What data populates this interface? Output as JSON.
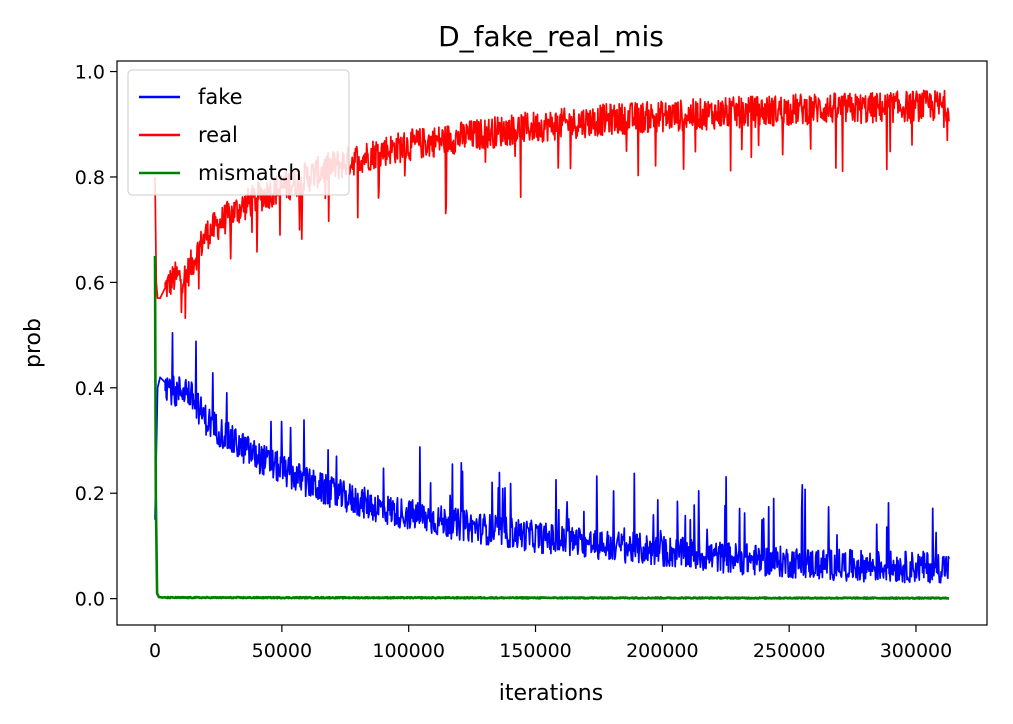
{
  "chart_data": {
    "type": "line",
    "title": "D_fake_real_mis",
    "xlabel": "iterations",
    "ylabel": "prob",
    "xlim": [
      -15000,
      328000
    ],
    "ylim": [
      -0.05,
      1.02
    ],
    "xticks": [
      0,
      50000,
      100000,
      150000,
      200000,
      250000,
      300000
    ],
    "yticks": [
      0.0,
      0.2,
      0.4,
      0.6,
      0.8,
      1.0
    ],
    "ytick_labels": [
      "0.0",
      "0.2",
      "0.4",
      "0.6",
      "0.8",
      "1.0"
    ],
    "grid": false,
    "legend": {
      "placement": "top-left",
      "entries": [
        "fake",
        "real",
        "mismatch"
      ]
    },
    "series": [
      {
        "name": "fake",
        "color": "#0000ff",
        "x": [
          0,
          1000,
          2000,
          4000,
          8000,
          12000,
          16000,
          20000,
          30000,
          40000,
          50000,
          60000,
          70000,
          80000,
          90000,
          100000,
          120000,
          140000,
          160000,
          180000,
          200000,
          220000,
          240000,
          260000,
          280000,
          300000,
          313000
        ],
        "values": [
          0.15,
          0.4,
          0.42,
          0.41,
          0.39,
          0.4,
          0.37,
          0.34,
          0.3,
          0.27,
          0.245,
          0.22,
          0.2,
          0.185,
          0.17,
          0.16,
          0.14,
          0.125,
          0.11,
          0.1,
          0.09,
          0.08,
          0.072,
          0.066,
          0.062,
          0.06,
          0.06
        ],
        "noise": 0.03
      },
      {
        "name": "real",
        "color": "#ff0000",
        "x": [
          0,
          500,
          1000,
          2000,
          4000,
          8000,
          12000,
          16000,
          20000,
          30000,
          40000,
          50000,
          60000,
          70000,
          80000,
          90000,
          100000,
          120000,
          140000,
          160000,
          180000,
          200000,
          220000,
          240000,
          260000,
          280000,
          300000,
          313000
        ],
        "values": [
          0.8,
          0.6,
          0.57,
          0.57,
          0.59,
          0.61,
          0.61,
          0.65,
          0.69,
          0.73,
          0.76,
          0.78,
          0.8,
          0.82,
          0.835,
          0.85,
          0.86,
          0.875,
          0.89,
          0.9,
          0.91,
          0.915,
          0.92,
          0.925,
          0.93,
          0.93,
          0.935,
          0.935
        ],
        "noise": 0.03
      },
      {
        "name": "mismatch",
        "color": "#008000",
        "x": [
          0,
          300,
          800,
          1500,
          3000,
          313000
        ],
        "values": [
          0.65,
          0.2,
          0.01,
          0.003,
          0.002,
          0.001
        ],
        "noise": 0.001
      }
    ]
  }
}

..........

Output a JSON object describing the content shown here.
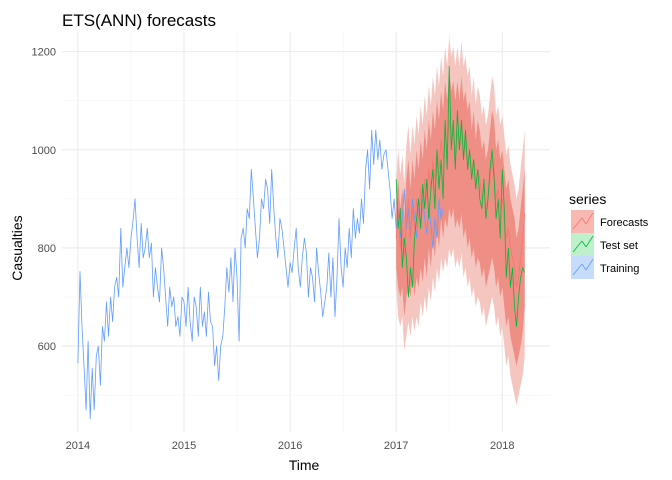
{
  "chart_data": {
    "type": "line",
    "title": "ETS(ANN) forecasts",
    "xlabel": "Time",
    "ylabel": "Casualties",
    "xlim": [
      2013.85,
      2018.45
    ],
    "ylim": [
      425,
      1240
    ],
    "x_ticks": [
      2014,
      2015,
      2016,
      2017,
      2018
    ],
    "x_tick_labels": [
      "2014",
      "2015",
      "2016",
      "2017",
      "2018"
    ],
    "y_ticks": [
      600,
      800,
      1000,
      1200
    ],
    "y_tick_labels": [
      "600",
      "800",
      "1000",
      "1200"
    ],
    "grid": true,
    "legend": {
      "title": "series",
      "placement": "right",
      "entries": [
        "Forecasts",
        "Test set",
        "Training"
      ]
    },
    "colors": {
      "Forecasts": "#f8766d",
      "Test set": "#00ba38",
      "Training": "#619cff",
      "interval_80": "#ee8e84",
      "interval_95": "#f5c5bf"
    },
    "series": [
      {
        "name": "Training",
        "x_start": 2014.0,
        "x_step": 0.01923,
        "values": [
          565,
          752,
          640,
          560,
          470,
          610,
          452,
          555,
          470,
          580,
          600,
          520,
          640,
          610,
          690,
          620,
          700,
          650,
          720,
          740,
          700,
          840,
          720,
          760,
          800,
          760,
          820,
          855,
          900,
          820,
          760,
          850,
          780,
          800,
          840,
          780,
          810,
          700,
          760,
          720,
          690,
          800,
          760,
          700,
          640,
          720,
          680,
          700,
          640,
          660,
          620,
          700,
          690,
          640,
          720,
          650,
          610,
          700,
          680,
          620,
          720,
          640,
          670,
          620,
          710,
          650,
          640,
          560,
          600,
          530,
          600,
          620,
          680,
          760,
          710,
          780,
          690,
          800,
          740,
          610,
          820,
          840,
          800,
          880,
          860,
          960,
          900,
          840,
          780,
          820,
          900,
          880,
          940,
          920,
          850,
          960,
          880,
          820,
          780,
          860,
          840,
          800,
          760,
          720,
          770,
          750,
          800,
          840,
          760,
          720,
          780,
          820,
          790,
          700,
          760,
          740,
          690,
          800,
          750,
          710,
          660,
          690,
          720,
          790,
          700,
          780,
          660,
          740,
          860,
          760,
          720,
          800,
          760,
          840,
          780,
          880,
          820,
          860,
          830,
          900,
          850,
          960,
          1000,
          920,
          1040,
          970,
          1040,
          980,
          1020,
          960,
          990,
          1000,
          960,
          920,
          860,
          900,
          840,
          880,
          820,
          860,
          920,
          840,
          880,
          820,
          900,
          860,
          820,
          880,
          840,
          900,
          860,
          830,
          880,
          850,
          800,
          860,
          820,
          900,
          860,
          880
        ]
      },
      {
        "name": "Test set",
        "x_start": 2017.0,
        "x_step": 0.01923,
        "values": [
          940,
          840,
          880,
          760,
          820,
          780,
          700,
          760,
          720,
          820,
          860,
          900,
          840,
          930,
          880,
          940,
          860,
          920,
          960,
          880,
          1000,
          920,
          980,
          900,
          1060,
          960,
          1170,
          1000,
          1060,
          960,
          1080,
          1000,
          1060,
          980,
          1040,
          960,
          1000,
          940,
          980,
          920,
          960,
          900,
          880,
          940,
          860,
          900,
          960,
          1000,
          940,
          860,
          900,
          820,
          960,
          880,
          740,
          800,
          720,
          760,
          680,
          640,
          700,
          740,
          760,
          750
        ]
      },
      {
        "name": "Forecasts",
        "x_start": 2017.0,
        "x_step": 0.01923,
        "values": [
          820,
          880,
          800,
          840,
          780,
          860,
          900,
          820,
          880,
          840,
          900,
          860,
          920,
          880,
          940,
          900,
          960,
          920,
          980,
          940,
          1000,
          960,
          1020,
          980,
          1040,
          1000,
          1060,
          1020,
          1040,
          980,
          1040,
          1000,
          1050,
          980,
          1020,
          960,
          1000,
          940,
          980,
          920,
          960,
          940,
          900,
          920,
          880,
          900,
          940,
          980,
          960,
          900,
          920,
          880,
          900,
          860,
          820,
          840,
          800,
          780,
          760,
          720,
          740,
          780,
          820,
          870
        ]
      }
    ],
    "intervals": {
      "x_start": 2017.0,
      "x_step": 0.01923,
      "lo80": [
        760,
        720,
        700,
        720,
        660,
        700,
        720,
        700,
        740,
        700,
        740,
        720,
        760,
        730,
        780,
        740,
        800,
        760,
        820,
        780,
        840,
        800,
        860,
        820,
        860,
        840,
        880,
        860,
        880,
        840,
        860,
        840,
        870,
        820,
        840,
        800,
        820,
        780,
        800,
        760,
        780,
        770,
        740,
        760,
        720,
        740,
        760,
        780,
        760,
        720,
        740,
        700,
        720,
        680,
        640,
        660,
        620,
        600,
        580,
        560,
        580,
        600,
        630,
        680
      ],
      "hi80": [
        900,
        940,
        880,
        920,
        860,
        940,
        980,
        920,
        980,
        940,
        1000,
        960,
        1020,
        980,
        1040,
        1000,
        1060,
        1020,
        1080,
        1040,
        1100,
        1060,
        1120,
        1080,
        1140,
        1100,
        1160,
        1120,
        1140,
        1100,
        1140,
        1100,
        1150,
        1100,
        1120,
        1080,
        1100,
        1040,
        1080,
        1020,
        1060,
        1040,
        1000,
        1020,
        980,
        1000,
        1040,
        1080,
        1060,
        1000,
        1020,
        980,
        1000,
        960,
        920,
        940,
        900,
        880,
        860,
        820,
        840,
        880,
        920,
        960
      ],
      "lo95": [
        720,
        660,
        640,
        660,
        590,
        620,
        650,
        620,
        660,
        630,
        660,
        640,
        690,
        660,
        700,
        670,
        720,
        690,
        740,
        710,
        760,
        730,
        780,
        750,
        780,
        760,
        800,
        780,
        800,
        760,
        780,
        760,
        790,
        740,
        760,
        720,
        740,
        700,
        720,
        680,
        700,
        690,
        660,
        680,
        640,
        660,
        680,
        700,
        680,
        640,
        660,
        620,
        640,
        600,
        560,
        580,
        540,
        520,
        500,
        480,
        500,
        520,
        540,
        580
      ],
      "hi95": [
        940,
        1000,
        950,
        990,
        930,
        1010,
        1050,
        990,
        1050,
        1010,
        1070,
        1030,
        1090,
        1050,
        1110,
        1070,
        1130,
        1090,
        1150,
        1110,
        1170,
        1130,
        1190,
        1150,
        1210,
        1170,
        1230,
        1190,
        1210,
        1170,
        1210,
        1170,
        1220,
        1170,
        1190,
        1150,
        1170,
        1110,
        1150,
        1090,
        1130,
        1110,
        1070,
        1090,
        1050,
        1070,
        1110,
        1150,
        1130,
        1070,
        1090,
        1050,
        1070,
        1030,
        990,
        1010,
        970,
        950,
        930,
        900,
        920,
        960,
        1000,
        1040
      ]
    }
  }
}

..........

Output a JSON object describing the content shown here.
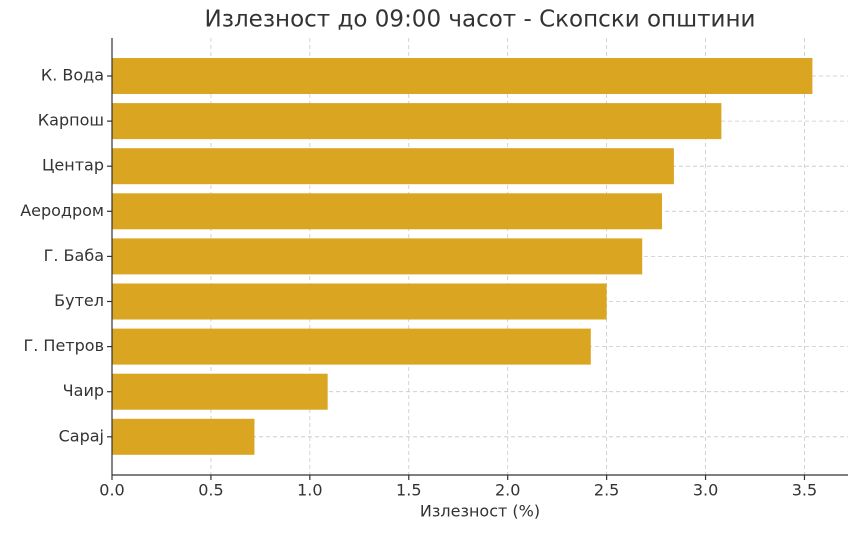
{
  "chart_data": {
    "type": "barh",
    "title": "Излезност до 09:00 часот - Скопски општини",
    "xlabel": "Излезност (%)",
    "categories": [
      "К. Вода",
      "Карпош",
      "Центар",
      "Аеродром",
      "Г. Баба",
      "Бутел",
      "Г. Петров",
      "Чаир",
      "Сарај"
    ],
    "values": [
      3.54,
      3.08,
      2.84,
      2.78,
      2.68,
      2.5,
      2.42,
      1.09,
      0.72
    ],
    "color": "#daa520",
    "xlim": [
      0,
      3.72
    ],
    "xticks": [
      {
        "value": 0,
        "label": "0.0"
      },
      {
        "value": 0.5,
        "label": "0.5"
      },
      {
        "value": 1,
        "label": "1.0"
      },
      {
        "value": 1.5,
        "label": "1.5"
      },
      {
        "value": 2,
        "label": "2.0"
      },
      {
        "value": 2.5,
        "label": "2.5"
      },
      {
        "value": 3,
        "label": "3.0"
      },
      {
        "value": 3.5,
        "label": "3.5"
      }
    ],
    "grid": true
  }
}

..........

== BRIEF ==
Find each line holding the word "Излезност" and copy it.

== CORRECT RESULT ==
    "title": "Излезност до 09:00 часот - Скопски општини",
    "xlabel": "Излезност (%)",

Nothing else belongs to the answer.